— Exercise —
Below is a listing. Gather each line of it that contains "después".

--------------------------------------------------

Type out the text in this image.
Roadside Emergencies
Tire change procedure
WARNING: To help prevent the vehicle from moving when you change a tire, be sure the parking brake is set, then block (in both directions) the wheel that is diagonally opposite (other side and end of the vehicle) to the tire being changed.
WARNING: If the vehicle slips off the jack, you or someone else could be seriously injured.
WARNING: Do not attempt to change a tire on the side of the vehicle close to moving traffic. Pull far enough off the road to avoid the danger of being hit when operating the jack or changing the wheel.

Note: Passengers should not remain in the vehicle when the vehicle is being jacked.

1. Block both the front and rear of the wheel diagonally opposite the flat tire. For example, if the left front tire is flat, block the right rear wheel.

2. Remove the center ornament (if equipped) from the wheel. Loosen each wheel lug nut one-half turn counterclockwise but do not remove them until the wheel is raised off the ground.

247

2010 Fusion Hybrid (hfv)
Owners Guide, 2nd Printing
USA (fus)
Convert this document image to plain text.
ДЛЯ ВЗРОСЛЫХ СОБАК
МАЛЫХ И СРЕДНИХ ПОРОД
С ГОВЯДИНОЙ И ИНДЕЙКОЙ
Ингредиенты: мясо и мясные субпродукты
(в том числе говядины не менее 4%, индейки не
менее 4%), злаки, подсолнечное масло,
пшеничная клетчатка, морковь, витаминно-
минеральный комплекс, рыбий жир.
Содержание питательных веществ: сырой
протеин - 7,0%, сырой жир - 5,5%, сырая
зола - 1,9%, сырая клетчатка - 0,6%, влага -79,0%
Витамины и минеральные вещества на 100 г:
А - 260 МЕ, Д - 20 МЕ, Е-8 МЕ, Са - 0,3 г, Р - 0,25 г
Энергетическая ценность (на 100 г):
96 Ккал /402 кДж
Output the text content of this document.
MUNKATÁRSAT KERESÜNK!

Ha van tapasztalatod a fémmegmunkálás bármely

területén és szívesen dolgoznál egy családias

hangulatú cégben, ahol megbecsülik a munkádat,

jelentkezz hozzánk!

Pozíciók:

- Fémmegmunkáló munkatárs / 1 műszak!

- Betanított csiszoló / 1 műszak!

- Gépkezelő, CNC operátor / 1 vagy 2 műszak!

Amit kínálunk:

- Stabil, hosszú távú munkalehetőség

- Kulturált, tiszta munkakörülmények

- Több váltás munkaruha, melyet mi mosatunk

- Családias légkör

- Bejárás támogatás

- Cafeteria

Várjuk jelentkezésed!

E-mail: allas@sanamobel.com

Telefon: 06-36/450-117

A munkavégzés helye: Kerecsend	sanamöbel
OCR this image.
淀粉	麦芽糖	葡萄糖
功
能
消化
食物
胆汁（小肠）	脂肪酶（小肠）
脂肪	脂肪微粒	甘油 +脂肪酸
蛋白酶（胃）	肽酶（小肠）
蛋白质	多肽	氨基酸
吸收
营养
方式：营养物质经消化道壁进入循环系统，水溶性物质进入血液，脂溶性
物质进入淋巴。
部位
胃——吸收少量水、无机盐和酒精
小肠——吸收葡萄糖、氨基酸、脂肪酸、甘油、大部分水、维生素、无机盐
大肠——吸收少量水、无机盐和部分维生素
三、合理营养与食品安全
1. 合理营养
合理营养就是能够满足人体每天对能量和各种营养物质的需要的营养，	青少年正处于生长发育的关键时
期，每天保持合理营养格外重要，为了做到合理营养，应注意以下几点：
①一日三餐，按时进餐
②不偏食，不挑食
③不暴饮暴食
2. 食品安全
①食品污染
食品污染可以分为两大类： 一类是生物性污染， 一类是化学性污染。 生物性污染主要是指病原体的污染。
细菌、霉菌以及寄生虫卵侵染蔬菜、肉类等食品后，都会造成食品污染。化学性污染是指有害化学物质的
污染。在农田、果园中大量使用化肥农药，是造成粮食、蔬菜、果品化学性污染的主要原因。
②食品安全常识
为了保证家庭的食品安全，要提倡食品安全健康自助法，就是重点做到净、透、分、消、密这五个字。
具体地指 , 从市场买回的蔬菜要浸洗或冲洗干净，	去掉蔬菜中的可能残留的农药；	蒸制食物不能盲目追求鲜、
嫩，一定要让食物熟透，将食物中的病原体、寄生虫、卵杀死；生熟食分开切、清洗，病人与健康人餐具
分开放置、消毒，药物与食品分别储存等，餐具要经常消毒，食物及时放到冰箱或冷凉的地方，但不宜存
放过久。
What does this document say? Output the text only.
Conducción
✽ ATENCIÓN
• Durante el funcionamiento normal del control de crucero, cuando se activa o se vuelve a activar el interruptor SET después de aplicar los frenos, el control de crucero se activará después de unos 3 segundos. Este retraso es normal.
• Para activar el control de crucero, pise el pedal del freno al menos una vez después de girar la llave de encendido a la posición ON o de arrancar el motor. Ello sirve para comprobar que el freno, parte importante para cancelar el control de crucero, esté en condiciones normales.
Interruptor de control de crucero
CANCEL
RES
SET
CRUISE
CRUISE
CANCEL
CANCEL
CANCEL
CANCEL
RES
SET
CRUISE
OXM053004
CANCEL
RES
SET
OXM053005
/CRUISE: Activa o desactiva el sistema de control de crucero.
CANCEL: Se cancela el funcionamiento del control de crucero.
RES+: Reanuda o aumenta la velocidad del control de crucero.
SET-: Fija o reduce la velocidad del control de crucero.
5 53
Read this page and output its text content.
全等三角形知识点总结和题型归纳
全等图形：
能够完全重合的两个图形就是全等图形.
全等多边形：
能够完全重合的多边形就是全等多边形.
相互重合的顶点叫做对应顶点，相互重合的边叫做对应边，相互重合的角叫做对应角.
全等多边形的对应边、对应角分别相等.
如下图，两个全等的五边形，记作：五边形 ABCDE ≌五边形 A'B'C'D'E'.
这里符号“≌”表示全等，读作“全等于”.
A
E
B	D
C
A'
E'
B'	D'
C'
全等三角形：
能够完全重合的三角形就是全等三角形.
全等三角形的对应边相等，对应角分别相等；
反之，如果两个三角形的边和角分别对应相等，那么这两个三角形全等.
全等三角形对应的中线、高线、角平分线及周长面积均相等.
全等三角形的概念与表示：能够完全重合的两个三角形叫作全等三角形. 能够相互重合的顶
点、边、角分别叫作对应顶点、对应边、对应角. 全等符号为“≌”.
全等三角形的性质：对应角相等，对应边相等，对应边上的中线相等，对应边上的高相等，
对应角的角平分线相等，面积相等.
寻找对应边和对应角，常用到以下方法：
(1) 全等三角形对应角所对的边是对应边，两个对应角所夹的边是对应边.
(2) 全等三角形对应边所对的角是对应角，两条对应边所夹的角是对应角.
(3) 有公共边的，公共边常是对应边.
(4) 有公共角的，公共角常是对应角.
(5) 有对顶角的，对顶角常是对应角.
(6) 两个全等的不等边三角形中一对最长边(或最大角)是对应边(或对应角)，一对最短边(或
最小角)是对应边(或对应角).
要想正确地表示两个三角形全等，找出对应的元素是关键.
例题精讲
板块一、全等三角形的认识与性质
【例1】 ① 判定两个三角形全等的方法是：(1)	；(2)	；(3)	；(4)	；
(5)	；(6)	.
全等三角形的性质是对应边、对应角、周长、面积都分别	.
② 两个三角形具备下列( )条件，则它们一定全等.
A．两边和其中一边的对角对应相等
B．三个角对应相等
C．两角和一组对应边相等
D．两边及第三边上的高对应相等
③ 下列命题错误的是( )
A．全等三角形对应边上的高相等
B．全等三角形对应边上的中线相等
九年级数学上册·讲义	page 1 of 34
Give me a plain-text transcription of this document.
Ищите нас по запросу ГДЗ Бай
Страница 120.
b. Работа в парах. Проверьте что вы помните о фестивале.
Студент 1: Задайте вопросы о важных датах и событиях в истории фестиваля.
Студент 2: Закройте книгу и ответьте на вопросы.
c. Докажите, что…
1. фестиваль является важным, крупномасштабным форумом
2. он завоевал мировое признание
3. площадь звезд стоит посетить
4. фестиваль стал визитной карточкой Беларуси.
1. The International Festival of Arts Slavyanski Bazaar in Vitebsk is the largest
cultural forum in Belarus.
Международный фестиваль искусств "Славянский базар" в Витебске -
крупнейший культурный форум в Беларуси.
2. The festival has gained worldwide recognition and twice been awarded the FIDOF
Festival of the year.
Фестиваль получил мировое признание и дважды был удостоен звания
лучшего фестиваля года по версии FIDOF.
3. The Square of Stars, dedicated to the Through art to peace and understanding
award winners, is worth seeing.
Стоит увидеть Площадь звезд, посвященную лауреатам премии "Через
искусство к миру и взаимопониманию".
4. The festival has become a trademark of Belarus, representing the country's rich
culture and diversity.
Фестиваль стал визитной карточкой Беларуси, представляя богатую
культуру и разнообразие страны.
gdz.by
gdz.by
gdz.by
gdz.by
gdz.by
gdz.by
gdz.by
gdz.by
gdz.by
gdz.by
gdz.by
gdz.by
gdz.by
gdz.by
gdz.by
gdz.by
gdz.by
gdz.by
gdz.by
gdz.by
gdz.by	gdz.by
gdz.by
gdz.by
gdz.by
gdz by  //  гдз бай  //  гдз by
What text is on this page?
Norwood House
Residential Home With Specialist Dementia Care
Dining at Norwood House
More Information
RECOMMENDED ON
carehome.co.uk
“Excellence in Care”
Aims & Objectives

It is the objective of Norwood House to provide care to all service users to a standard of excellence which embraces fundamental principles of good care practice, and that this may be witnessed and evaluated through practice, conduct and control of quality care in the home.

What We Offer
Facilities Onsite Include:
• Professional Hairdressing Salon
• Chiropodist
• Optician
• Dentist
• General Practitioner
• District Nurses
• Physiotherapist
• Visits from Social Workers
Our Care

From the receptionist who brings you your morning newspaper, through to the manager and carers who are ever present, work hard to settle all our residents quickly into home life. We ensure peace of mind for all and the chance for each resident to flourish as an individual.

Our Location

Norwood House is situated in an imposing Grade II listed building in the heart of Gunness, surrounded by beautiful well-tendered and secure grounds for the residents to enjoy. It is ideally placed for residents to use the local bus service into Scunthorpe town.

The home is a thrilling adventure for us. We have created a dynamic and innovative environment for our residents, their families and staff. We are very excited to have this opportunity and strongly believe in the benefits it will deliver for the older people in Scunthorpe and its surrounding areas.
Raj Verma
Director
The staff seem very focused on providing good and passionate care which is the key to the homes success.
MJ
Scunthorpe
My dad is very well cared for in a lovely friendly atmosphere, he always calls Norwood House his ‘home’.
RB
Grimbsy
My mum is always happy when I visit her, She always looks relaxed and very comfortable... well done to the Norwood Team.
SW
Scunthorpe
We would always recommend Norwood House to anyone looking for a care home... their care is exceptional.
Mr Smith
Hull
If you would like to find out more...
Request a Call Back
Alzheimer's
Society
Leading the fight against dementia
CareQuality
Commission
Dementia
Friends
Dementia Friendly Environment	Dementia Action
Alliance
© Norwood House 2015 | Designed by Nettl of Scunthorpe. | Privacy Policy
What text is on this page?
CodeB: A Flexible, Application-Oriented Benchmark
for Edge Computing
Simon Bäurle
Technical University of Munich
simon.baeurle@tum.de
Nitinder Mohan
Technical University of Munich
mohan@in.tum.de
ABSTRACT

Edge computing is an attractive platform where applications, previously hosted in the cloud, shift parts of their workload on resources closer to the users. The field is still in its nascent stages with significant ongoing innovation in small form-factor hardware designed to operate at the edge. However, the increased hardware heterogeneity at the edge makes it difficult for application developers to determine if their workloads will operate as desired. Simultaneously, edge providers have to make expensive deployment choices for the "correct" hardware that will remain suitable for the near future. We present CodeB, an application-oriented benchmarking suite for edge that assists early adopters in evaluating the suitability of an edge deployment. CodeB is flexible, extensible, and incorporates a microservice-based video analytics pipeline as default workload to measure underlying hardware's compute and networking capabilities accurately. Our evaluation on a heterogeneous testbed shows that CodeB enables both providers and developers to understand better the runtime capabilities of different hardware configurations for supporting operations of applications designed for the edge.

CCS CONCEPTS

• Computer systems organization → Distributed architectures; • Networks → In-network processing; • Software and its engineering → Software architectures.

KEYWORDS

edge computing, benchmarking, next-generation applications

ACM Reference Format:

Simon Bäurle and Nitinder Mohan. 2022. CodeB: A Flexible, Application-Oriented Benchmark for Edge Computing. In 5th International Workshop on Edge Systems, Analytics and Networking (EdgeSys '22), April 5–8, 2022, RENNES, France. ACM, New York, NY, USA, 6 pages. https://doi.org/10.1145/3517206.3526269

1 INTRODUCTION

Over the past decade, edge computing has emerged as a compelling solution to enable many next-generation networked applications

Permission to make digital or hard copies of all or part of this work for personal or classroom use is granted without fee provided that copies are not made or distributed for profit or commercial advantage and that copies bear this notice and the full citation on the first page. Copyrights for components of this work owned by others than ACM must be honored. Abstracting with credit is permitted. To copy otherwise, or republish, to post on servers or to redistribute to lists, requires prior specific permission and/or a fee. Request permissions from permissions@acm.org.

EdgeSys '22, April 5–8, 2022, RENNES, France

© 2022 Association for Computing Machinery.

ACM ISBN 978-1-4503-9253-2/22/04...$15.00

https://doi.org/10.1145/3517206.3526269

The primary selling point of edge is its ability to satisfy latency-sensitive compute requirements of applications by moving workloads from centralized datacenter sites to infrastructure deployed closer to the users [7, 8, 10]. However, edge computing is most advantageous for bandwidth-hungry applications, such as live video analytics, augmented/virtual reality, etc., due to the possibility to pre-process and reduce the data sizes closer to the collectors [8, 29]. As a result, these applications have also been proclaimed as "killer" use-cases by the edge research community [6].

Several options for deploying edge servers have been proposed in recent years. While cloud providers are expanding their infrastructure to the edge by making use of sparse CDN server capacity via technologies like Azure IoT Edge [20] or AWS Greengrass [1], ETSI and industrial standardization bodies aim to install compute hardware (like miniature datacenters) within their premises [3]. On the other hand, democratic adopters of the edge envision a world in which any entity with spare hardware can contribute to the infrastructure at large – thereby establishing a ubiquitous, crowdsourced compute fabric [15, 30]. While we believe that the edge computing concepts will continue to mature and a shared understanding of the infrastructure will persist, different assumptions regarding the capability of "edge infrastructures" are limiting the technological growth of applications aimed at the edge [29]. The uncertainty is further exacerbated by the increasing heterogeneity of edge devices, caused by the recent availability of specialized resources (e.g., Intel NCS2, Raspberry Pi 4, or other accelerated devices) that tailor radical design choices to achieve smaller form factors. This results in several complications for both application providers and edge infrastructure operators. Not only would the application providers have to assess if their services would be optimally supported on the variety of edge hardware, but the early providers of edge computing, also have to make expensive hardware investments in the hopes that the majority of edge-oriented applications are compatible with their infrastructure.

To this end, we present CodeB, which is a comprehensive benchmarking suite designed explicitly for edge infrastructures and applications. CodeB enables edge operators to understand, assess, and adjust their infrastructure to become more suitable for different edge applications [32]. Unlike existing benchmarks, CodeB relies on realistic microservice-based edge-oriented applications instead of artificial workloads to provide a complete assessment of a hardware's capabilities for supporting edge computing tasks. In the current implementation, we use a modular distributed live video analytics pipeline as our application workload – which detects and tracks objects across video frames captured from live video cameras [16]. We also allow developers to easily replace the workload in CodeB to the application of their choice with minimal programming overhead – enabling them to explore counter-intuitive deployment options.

--------------------------------------------------

— Answer to the task —
• Durante el funcionamiento normal del control de crucero, cuando se activa o se vuelve a activar el interruptor SET después de aplicar los frenos, el control de crucero se activará después de unos 3 segundos. Este retraso es normal.
• Para activar el control de crucero, pise el pedal del freno al menos una vez después de girar la llave de encendido a la posición ON o de arrancar el motor. Ello sirve para comprobar que el freno, parte importante para cancelar el control de crucero, esté en condiciones normales.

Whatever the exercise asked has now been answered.